>> Begin Rows

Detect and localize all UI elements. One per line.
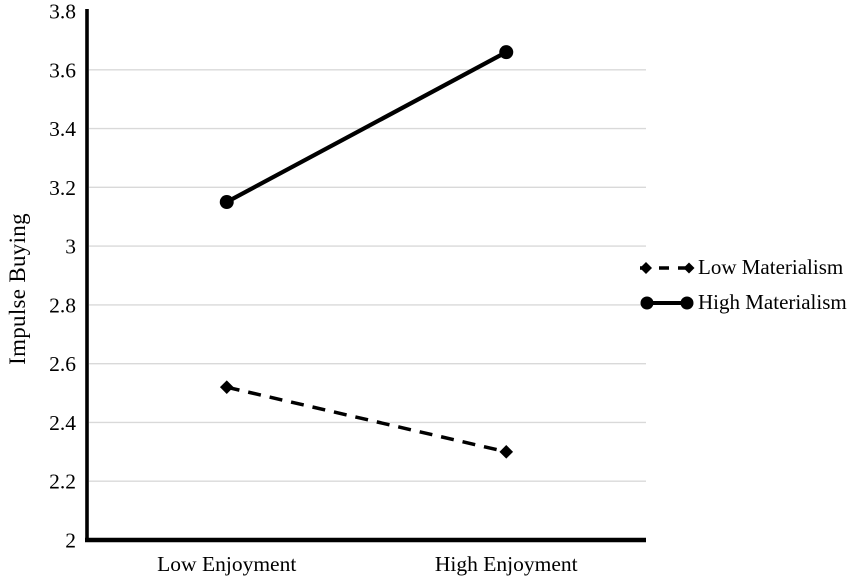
y-tick-label: 3.2 <box>49 176 76 200</box>
data-point-diamond-low-materialism <box>499 445 514 459</box>
y-axis-title: Impulse Buying <box>5 213 30 365</box>
y-tick-label: 3.6 <box>49 58 76 82</box>
y-tick-label: 2 <box>65 529 76 553</box>
x-tick-label: Low Enjoyment <box>157 552 296 576</box>
series-line-high-materialism <box>225 50 508 204</box>
legend-item-low-materialism: Low Materialism <box>639 250 847 285</box>
dashed-line-diamond-marker-icon <box>640 261 695 274</box>
x-tick-label: High Enjoyment <box>435 552 578 576</box>
y-tick-label: 3.8 <box>49 0 76 24</box>
legend-label-low-materialism: Low Materialism <box>698 255 844 279</box>
legend-item-high-materialism: High Materialism <box>639 285 847 320</box>
series-line-low-materialism <box>226 385 507 454</box>
y-tick-label: 2.6 <box>49 352 76 376</box>
y-tick-label: 2.4 <box>49 411 76 435</box>
y-tick-label: 3.4 <box>49 117 76 141</box>
solid-line-circle-marker-icon <box>640 296 694 309</box>
y-tick-label: 2.8 <box>49 293 76 317</box>
data-point-circle-high-materialism <box>499 45 514 60</box>
legend: Low Materialism High Materialism <box>639 250 847 320</box>
data-point-circle-high-materialism <box>219 195 234 210</box>
y-tick-label: 3 <box>65 235 76 259</box>
legend-label-high-materialism: High Materialism <box>698 290 847 314</box>
data-point-diamond-low-materialism <box>219 380 234 394</box>
y-tick-label: 2.2 <box>49 470 76 494</box>
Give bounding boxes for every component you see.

>> End Rows

Select each line in the items above that contains the string "circle". Case counts.

▶ _Complete answer_:
solid-line-circle-marker-icon <box>640 296 694 309</box>
data-point-circle-high-materialism <box>499 45 514 60</box>
data-point-circle-high-materialism <box>219 195 234 210</box>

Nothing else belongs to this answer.